Work instructions:
**a.** Summarize the forum thread in two sentences.
**b.** Transcribe the forum thread, starting with "An underrated album!" and going on through "wait much longer.".
START Quoted passage
My grandmother used to send us cards for everything. Easter, St. Patrick's Day, Halloween, you name it. She was Hallmark's target market.


Jesse - Mar 02, 2013 3:42:20 pm PST #13412 of 30001
Sometimes I trip on how happy we could be.

Yeah, actually my aunt does it, too. It's nice, really!


Matt the Bruins fan - Mar 02, 2013 3:47:09 pm PST #13413 of 30001
"I remember when they eventually introduced that drug kingpin who murdered people and smuggled drugs inside snakes and I was like 'Finally. A normal person.'” —RahvinDragand

Looks like Jeremy Renner isn't so much an arm man, himself: [link]


DavidS - Mar 02, 2013 3:47:48 pm PST #13414 of 30001
"Look, son, if it's good enough for Shirley Bassey, it's good enough for you."

but at least my hair is short again

Did you get the fade?

and the Gorallaz' Plastic Beach.)

An underrated album!

Here, have a lovely ukelele cover of "Melancholy Hill."


sarameg - Mar 02, 2013 3:55:30 pm PST #13415 of 30001

My SIL just reported the following conversation between my eldest nephew and a friend:

Nephew: I can't wait for my facial hair to come in.

Friend: We shouldn't have to wait much longer.

Nephew: well I already have some it is just blonde.

He's 10. My nephew is a pre-tween. How can that wee lump born just the other day be talking about facial hair?


tommyrot - Mar 02, 2013 4:05:20 pm PST #13416 of 30001
Sir, it's not an offence to let your cat eat your bacon. Okay? And we don't arrest cats, I'm very sorry.

Incidentally, the neuroscientist has suggested getting into new kinds of music as a good way to help keep one's mental faculties from deteriorating as we get older.

Excellent.

In the last decade I've discovered all sorts of cool music from iTunes, eMusic, music blogs, friends etc.

Did you know music can be addictive? In that it triggers some of the same pleasure centers as some drugs do (I can't remember the specifics). For me personally, I think new (to me) music is addictive. I usually have some album or band I'm obsessing about that brings me a lot of pleasure to listen to, but eventually that pleasure will start to wear off and I need to find more new music for my fix. Did I mention I have about 22,000 songs in iTunes?

eta: some of my current obsessions:

  • Tame Impala
  • Django Django
  • Bat for Lashes
  • Foxygen


Connie Neil - Mar 02, 2013 4:15:16 pm PST #13417 of 30001
brillig

I discovered opera in my 30s, and started buying Maria Callas CDs. I made myself stop when I started tracking down variant versions of Tosca, because my budget can't sustain that kind of obsession--though I much prefer the version of Mario's interrogation from the live performance at La Scala over the cast recording from the Met.


§ ita § - Mar 02, 2013 4:43:28 pm PST #13418 of 30001
Well not canonically, no, but this is transformative fiction.
END Quoted passage
START Exercise data
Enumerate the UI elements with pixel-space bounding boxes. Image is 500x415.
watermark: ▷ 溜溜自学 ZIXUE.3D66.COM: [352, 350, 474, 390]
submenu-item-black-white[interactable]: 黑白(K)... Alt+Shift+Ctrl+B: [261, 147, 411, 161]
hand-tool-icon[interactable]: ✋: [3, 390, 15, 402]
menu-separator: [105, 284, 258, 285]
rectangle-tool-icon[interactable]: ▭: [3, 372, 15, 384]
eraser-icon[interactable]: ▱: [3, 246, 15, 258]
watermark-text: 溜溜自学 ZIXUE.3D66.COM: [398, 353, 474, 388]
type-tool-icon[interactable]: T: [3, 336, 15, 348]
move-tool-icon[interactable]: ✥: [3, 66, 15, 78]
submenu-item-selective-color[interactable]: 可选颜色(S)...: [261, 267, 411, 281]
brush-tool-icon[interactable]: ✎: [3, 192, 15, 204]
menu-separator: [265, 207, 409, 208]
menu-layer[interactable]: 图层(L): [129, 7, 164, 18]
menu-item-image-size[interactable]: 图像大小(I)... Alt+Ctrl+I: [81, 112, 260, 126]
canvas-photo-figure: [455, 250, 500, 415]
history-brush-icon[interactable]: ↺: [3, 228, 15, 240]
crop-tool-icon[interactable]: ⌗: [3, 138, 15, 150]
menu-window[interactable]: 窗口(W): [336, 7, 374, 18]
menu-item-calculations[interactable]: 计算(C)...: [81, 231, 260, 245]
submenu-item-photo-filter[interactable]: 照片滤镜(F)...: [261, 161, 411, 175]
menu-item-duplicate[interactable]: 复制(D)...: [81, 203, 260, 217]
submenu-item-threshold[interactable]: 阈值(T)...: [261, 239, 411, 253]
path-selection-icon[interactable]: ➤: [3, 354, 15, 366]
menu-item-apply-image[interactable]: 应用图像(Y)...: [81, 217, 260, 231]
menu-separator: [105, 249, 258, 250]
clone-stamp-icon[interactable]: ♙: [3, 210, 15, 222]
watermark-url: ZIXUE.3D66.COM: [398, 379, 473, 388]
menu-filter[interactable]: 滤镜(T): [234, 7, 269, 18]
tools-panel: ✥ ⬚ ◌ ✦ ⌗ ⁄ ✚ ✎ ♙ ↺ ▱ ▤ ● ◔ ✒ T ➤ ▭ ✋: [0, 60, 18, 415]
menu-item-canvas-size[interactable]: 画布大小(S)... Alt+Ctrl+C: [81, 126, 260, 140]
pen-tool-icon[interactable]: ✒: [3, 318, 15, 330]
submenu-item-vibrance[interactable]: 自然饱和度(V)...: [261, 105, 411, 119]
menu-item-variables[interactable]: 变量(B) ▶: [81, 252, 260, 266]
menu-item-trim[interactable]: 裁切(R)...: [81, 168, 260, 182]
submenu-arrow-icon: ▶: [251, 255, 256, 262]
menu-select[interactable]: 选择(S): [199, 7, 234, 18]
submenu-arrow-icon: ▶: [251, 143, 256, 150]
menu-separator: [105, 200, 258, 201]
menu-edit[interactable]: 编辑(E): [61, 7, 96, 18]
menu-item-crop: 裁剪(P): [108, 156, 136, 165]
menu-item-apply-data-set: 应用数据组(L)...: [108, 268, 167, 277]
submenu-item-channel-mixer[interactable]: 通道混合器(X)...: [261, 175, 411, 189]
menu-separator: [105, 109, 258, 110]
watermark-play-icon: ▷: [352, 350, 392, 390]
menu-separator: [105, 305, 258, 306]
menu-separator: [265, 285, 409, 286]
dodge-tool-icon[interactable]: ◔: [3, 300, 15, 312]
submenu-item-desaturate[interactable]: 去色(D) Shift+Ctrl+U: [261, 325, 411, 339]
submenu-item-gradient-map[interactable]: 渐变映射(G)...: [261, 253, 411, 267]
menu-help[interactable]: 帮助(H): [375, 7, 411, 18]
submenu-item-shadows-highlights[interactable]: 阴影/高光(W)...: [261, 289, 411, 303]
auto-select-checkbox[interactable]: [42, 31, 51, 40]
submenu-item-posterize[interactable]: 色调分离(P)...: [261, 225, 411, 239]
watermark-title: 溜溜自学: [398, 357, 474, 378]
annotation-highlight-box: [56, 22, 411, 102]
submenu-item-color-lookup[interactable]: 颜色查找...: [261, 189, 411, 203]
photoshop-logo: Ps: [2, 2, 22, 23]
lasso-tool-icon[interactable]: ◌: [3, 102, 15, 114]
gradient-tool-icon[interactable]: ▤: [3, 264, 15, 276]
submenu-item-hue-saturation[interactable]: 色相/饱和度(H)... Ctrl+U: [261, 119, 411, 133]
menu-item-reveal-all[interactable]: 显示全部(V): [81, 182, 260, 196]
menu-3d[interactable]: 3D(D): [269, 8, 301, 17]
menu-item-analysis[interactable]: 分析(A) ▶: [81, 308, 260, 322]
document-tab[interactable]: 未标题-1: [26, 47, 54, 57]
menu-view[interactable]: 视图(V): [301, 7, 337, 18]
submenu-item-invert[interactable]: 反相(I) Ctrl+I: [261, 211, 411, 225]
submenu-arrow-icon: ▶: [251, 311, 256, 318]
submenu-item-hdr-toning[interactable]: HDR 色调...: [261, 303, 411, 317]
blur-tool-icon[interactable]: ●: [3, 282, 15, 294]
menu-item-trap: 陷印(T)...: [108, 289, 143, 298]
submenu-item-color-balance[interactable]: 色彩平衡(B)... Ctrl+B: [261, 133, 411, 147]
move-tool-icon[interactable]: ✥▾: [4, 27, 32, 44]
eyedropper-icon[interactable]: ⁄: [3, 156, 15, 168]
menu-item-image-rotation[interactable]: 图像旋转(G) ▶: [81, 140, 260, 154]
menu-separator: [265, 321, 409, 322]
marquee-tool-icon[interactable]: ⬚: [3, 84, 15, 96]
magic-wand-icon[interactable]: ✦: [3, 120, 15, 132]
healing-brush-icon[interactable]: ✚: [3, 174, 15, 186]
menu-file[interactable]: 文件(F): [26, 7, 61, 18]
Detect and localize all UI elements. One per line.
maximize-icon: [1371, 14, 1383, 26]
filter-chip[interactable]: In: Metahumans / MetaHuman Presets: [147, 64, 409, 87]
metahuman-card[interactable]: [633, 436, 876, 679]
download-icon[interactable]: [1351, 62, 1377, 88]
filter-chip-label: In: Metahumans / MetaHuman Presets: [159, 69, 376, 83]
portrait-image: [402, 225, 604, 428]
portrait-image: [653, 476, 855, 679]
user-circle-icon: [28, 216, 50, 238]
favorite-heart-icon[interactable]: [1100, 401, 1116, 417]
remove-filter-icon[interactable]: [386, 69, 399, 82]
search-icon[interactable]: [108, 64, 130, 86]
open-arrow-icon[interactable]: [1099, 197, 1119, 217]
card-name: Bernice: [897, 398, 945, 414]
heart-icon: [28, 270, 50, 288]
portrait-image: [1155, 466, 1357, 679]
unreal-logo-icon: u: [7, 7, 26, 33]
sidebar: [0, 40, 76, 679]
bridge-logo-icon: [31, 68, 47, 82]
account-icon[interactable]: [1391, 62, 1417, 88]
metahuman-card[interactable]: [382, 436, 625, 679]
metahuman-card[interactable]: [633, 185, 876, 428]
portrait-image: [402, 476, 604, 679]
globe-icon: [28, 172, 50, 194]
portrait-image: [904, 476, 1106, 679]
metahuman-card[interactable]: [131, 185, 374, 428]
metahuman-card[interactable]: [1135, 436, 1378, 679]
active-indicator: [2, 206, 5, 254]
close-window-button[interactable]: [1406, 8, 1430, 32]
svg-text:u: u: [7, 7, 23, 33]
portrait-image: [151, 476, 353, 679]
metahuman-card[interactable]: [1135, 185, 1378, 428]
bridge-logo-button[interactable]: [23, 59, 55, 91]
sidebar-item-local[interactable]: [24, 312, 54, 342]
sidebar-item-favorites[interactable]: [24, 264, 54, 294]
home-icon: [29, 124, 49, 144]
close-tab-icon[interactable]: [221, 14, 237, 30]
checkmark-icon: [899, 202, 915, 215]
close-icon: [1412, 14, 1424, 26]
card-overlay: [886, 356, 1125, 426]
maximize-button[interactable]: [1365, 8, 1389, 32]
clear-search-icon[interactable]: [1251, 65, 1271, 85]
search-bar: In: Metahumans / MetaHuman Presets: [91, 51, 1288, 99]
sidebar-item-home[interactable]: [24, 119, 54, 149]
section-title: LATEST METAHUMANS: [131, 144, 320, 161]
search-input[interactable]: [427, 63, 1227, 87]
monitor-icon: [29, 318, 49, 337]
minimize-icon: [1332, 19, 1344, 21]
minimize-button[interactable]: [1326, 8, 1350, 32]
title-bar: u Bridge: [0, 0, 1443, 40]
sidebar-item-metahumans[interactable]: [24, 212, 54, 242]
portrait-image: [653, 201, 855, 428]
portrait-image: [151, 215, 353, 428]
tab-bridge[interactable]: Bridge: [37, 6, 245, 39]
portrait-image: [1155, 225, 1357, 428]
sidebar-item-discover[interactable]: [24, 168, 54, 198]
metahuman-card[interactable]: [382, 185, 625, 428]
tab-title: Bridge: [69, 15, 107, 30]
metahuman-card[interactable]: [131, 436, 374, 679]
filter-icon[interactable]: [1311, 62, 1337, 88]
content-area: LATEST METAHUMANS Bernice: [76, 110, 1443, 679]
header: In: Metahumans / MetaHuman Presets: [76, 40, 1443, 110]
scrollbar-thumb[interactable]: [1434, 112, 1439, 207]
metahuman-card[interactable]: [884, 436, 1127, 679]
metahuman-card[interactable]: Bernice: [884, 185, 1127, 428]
END Exercise data
Answers to the tasks:
**a.** Posters in the forum thread share family stories, including a grandmother who sent cards for every holiday and a 10-year-old nephew who says he already has some blonde facial hair. They also discuss music, with one poster calling new music addictive and listing current obsessions, and another recounting discovering opera in their 30s and buying Maria Callas CDs.

**b.**
An underrated album!

Here, have a lovely ukelele cover of "Melancholy Hill."


sarameg - Mar 02, 2013 3:55:30 pm PST #13415 of 30001

My SIL just reported the following conversation between my eldest nephew and a friend:

Nephew: I can't wait for my facial hair to come in.

Friend: We shouldn't have to wait much longer.